[Records for the task]:
::::::::

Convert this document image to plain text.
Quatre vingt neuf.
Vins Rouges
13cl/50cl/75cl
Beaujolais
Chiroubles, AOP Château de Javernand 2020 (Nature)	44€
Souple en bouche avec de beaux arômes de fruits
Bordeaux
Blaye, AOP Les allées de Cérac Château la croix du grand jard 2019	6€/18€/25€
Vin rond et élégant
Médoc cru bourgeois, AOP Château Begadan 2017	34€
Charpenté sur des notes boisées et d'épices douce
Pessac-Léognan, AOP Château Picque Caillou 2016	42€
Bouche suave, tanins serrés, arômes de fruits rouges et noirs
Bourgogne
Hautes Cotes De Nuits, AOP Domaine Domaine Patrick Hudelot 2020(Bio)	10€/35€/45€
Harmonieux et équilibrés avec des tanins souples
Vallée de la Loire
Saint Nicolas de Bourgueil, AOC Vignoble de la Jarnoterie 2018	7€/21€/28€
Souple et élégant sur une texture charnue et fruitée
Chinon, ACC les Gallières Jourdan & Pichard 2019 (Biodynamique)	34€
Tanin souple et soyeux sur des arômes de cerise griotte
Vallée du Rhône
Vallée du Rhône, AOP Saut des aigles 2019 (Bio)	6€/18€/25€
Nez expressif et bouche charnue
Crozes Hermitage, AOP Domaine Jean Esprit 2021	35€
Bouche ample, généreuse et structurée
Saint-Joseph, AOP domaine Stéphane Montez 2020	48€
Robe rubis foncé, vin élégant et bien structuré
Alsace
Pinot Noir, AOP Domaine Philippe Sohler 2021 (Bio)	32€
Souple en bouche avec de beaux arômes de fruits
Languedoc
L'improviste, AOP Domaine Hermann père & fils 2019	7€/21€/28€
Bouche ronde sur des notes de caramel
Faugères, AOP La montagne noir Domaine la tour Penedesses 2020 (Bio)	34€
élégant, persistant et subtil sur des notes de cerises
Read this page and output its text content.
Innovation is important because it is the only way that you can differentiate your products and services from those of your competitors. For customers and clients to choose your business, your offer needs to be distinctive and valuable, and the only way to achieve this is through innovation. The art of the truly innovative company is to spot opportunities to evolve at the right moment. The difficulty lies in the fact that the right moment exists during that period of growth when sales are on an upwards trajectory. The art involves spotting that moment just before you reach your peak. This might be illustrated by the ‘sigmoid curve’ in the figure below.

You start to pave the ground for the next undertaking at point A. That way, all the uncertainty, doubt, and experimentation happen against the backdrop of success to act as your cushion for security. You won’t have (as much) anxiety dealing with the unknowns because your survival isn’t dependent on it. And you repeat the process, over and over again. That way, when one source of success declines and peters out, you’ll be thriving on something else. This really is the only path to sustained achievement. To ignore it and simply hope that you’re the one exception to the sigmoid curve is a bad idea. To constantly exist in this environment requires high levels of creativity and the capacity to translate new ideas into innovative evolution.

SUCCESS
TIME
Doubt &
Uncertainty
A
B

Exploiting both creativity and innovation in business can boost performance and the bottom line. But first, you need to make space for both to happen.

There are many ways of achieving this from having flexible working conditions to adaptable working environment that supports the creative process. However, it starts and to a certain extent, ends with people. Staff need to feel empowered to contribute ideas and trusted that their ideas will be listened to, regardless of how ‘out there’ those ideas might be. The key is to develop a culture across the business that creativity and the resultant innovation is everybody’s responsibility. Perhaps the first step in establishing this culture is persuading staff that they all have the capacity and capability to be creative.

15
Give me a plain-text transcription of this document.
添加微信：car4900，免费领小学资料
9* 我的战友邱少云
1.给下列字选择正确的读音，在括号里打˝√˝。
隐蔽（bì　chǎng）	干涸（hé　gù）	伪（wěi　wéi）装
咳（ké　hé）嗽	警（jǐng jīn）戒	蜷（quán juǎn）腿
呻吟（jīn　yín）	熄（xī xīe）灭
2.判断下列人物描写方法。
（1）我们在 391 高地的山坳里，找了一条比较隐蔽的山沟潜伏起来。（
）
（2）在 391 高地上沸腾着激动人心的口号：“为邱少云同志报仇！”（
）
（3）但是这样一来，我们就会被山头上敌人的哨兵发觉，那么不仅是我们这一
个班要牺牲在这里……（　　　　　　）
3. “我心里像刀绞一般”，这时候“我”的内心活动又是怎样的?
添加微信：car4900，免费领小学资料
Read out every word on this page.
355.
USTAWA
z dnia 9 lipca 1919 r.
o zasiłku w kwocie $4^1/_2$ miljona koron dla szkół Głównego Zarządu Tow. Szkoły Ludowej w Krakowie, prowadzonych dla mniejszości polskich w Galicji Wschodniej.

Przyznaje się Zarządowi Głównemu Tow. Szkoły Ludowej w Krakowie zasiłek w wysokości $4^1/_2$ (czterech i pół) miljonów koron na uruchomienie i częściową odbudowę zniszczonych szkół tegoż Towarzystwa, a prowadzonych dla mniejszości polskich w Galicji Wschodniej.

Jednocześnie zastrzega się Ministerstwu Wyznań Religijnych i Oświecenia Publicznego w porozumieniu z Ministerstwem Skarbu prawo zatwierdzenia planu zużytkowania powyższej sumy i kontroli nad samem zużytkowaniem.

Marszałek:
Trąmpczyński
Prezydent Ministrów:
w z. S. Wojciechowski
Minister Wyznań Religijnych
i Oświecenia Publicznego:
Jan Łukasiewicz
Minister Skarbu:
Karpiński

::::::::

[Aim]:
From the listing above, pick out each line where the word "document" appears.

[Full answer]:
Convert this document image to plain text.
Give me a plain-text transcription of this document.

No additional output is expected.